= What is being asked =
Switch every "x-tick-label" to "x-label" in the rows from the one containing "point <box>575 226 585 236</box>" down to the one containing "point <box>407 208 417 218</box>", and write out only those rows, with everything else unchanged.

= Material for this exercise =
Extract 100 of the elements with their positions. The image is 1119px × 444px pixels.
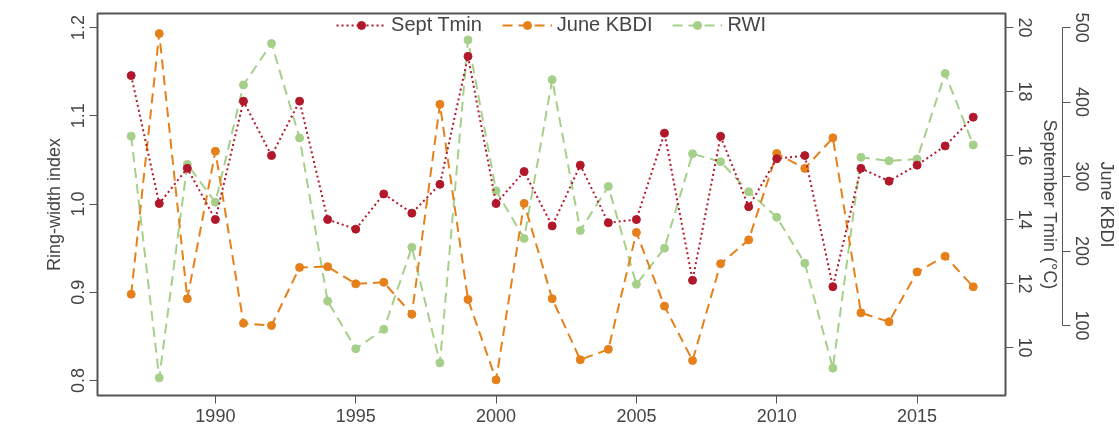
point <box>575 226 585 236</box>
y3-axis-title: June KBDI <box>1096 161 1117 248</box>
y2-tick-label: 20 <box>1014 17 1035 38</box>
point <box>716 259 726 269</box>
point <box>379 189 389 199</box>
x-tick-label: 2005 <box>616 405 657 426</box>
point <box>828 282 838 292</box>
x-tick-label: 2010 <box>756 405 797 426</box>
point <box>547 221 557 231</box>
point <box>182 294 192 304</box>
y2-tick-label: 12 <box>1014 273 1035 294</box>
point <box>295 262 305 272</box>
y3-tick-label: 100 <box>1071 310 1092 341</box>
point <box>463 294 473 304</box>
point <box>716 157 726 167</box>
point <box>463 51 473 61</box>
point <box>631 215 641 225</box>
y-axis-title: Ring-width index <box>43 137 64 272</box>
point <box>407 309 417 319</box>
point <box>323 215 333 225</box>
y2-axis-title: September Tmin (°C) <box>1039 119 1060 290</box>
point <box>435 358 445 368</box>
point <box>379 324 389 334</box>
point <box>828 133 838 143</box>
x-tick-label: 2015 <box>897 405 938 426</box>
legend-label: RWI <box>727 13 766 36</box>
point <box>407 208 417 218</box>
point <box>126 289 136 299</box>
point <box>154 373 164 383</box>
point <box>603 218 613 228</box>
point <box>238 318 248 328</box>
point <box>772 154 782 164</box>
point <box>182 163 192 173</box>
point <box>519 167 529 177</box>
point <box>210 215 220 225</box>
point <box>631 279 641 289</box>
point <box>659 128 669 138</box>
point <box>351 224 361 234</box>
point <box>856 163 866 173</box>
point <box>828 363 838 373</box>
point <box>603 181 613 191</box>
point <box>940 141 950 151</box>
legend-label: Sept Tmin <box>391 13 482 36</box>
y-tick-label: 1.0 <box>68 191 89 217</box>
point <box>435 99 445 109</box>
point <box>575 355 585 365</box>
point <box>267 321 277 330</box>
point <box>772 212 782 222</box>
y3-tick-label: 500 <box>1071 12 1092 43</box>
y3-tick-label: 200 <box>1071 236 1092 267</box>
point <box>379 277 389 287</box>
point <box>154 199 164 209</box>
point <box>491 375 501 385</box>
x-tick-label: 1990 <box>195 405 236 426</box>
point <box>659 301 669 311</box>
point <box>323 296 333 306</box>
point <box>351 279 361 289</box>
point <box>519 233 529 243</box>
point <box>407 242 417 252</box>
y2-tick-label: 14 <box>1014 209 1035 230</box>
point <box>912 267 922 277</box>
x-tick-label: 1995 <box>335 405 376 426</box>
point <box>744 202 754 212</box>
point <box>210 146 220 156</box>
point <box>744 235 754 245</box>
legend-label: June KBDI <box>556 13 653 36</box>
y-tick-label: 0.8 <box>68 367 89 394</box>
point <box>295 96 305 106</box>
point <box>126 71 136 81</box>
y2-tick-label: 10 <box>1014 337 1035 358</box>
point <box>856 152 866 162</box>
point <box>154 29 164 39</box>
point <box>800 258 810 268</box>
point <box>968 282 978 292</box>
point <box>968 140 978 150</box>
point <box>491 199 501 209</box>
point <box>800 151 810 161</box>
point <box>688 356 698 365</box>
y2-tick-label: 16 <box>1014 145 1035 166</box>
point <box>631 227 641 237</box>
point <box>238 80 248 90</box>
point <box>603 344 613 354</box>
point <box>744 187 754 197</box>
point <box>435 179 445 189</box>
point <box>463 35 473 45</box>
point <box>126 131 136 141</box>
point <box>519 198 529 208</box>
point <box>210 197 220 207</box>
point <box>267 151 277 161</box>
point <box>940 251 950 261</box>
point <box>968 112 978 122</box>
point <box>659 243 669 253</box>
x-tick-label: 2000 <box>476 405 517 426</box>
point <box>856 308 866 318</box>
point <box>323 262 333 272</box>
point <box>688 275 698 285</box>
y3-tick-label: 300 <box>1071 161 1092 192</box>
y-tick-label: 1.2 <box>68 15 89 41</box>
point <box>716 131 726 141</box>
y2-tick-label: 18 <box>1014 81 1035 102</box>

= Solution for this problem =
point <box>575 226 585 236</box>
y3-axis-title: June KBDI <box>1096 161 1117 248</box>
y2-tick-label: 20 <box>1014 17 1035 38</box>
point <box>716 259 726 269</box>
point <box>379 189 389 199</box>
x-label: 2005 <box>616 405 657 426</box>
point <box>828 282 838 292</box>
x-label: 2010 <box>756 405 797 426</box>
point <box>547 221 557 231</box>
point <box>182 294 192 304</box>
y2-tick-label: 12 <box>1014 273 1035 294</box>
point <box>295 262 305 272</box>
y3-tick-label: 100 <box>1071 310 1092 341</box>
point <box>463 294 473 304</box>
point <box>716 157 726 167</box>
point <box>463 51 473 61</box>
point <box>631 215 641 225</box>
y-axis-title: Ring-width index <box>43 137 64 272</box>
point <box>407 309 417 319</box>
point <box>323 215 333 225</box>
y2-axis-title: September Tmin (°C) <box>1039 119 1060 290</box>
point <box>435 358 445 368</box>
point <box>379 324 389 334</box>
point <box>828 133 838 143</box>
x-label: 2015 <box>897 405 938 426</box>
legend-label: RWI <box>727 13 766 36</box>
point <box>407 208 417 218</box>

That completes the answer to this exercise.